══ WORKING DATA
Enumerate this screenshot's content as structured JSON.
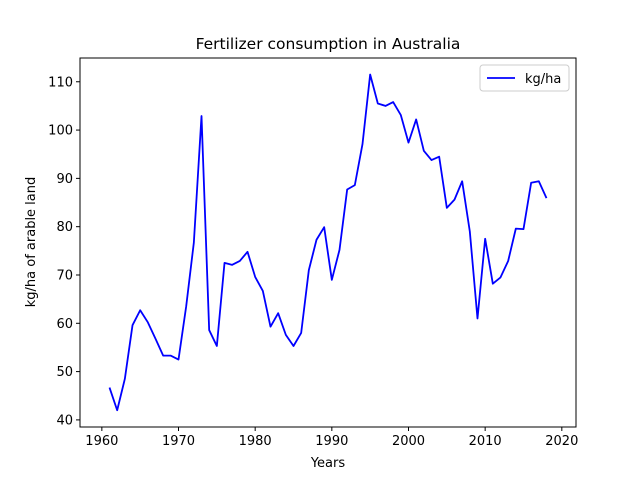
{
  "chart_data": {
    "type": "line",
    "title": "Fertilizer consumption in Australia",
    "xlabel": "Years",
    "ylabel": "kg/ha of arable land",
    "xlim": [
      1957.15,
      2021.85
    ],
    "ylim": [
      38.53,
      114.92
    ],
    "x_ticks": [
      1960,
      1970,
      1980,
      1990,
      2000,
      2010,
      2020
    ],
    "y_ticks": [
      40,
      50,
      60,
      70,
      80,
      90,
      100,
      110
    ],
    "grid": false,
    "legend_position": "top-right",
    "series": [
      {
        "name": "kg/ha",
        "color": "#0000ff",
        "x": [
          1961,
          1962,
          1963,
          1964,
          1965,
          1966,
          1967,
          1968,
          1969,
          1970,
          1971,
          1972,
          1973,
          1974,
          1975,
          1976,
          1977,
          1978,
          1979,
          1980,
          1981,
          1982,
          1983,
          1984,
          1985,
          1986,
          1987,
          1988,
          1989,
          1990,
          1991,
          1992,
          1993,
          1994,
          1995,
          1996,
          1997,
          1998,
          1999,
          2000,
          2001,
          2002,
          2003,
          2004,
          2005,
          2006,
          2007,
          2008,
          2009,
          2010,
          2011,
          2012,
          2013,
          2014,
          2015,
          2016,
          2017,
          2018
        ],
        "values": [
          46.7,
          42.0,
          48.5,
          59.6,
          62.7,
          60.2,
          56.8,
          53.3,
          53.3,
          52.5,
          63.5,
          76.7,
          102.9,
          58.6,
          55.3,
          72.5,
          72.1,
          72.9,
          74.8,
          69.6,
          66.7,
          59.3,
          62.1,
          57.6,
          55.3,
          58.0,
          71.0,
          77.3,
          79.9,
          69.0,
          75.2,
          87.7,
          88.6,
          97.1,
          111.5,
          105.5,
          105.0,
          105.8,
          103.1,
          97.4,
          102.2,
          95.7,
          93.8,
          94.5,
          83.9,
          85.6,
          89.4,
          79.0,
          61.0,
          77.5,
          68.2,
          69.5,
          72.9,
          79.6,
          79.5,
          89.1,
          89.4,
          85.9
        ]
      }
    ]
  }
}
════
### WHAT TO WORK ON:
Copy out all the data exactly; skip the pictures.

### EXERCISE RESULT:
Enumerate this screenshot's content as structured JSON.
{
  "chart_data": {
    "type": "line",
    "title": "Fertilizer consumption in Australia",
    "xlabel": "Years",
    "ylabel": "kg/ha of arable land",
    "xlim": [
      1957.15,
      2021.85
    ],
    "ylim": [
      38.53,
      114.92
    ],
    "x_ticks": [
      1960,
      1970,
      1980,
      1990,
      2000,
      2010,
      2020
    ],
    "y_ticks": [
      40,
      50,
      60,
      70,
      80,
      90,
      100,
      110
    ],
    "grid": false,
    "legend_position": "top-right",
    "series": [
      {
        "name": "kg/ha",
        "color": "#0000ff",
        "x": [
          1961,
          1962,
          1963,
          1964,
          1965,
          1966,
          1967,
          1968,
          1969,
          1970,
          1971,
          1972,
          1973,
          1974,
          1975,
          1976,
          1977,
          1978,
          1979,
          1980,
          1981,
          1982,
          1983,
          1984,
          1985,
          1986,
          1987,
          1988,
          1989,
          1990,
          1991,
          1992,
          1993,
          1994,
          1995,
          1996,
          1997,
          1998,
          1999,
          2000,
          2001,
          2002,
          2003,
          2004,
          2005,
          2006,
          2007,
          2008,
          2009,
          2010,
          2011,
          2012,
          2013,
          2014,
          2015,
          2016,
          2017,
          2018
        ],
        "values": [
          46.7,
          42.0,
          48.5,
          59.6,
          62.7,
          60.2,
          56.8,
          53.3,
          53.3,
          52.5,
          63.5,
          76.7,
          102.9,
          58.6,
          55.3,
          72.5,
          72.1,
          72.9,
          74.8,
          69.6,
          66.7,
          59.3,
          62.1,
          57.6,
          55.3,
          58.0,
          71.0,
          77.3,
          79.9,
          69.0,
          75.2,
          87.7,
          88.6,
          97.1,
          111.5,
          105.5,
          105.0,
          105.8,
          103.1,
          97.4,
          102.2,
          95.7,
          93.8,
          94.5,
          83.9,
          85.6,
          89.4,
          79.0,
          61.0,
          77.5,
          68.2,
          69.5,
          72.9,
          79.6,
          79.5,
          89.1,
          89.4,
          85.9
        ]
      }
    ]
  }
}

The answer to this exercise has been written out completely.